The origin of the NDEs often did not matter however, as illustrated by their effects on apoptosis, or on the direct induction of CXCL8. Likewise, NDEs produced by both resting or activated neutrophils directly induced NET formation, and downregulated this response in fMLP-stimulated neutrophils. In a broader context, circulating neutrophils are typically unstimulated in healthy individuals and the few NDEs released from such cells are likely to be highly diluted, so that any impact they may have is difficult to predict. Conversely, neutrophils infiltrating inflammatory foci do so massively and have an activated phenotype. Under such conditions, NDEs being released would be expected to behave like those we isolated from activated cells, so that they would enhance the production of inflammatory chemokines by neutrophils (thereby promoting further immune cell infiltration) while perhaps limiting their survival and the extent of NET formation. All of these effects would be likely amplified since neutrophil activation leads to the production of more NDEs, as shown herein and in other studies [22,28,53]. In support of this notion, NDEs have been detected in the serum of healthy individuals, and larger numbers were detected in the serum of bacteremic patients [53]. Whatever the case might be, our data add to the existing evidence that activated neutrophils modulate their own responses and dynamically reshape their surroundings, by showing that NDE release probably contributes to these effects in response to environmental cues.
·····
• TASK LIST:
1. Decide whether each statement agrees with the passage on NDEs. For each, answer yes or no and quote the words of the passage that settle it.
(a) NDEs from resting neutrophils directly induced NET formation.
(b) In healthy individuals, circulating neutrophils are typically activated.
(c) NDEs have been found in the serum of bacteremic patients but not in that of healthy individuals.
2. Continue the passage on NDEs, picking up right after its final sentence.
·····
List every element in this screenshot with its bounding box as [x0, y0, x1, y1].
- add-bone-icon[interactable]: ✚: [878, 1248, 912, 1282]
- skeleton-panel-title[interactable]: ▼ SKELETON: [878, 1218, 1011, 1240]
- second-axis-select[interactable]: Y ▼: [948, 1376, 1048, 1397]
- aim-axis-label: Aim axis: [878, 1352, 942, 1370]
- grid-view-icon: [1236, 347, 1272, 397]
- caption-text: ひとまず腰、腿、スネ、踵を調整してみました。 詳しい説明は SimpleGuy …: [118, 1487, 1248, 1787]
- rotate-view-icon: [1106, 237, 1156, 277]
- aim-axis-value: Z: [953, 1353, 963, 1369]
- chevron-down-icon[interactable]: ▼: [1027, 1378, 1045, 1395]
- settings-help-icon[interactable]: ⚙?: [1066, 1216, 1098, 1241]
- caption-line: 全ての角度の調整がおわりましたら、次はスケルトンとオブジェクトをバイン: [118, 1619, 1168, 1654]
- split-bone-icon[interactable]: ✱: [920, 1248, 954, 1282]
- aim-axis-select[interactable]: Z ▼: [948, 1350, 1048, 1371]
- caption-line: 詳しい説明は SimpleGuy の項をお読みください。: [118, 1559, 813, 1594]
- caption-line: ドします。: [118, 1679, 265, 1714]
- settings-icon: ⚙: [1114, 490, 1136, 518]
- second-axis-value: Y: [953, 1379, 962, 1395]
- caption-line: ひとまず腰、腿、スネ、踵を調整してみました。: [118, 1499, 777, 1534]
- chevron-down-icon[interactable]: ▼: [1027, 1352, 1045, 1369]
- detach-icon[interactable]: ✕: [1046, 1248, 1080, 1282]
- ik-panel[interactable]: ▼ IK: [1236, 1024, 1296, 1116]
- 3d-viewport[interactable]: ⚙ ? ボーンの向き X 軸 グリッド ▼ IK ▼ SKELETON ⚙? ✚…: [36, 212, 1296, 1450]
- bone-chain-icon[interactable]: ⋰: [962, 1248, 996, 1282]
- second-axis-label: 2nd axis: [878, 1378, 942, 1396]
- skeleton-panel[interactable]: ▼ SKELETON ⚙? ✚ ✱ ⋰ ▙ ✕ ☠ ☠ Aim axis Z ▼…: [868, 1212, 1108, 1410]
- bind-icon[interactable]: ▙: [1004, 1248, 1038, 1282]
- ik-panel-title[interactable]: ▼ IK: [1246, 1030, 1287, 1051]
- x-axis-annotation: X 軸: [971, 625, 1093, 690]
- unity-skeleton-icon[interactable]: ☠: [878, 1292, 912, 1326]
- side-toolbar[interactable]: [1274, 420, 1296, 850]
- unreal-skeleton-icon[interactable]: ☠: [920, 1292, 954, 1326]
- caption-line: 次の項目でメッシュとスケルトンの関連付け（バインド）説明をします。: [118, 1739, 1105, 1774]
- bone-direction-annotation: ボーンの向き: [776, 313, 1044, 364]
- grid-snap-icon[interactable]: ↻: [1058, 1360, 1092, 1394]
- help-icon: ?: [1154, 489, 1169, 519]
·····
• ANSWERS FOR THE TASKS:
1.
(a) Yes: "NDEs produced by both resting or activated neutrophils directly induced NET formation"
(b) No: "circulating neutrophils are typically unstimulated in healthy individuals"
(c) No: "NDEs have been detected in the serum of healthy individuals, and larger numbers were detected in the serum of bacteremic patients"

2.
In conclusion, the work reported herein has the potential to better focus EV research in neutrophils, by showing that such studies can be conducted in compliance with MISEV 2018 guidelines, which should greatly facilitate comparisons between various reports as the field expands. We further show that NDEs from cavitated, activated neutrophils can be used as a functional surrogate to naturally released ones, as they can be produced in large amounts, and are easy to isolate. Other applications can also be envisaged for cavitation-derived NDEs beyond their use in mechanistic studies. In this regard, a very recent report [56] showed that EVs from activated neutrophils can deliver active caspase-1 to primary tracheal epithelial cells and induce the release of IL-1α by the latter. This indeed raises the possibility of using NDEs as a therapeutic tool.

Supplementary Materials

The following supporting information can be downloaded at: https://www.mdpi.com/article/10.3390/cells12010136/s1.

Author Contributions

F.L.A. initiated the project and carried out the experiments for most aspects of the paper; M.J.H.G. redesigned the flow cytometry approach to make it MISEV-compliant, completed most experiments, and wrote the first draft of most sections; H.T.M. performed the NET experiments; C.M.D. provided conceptual input; P.P.M. designed the research, mentored the other authors, and wrote the final version of the paper. All authors have read and agreed to the published version of the manuscript.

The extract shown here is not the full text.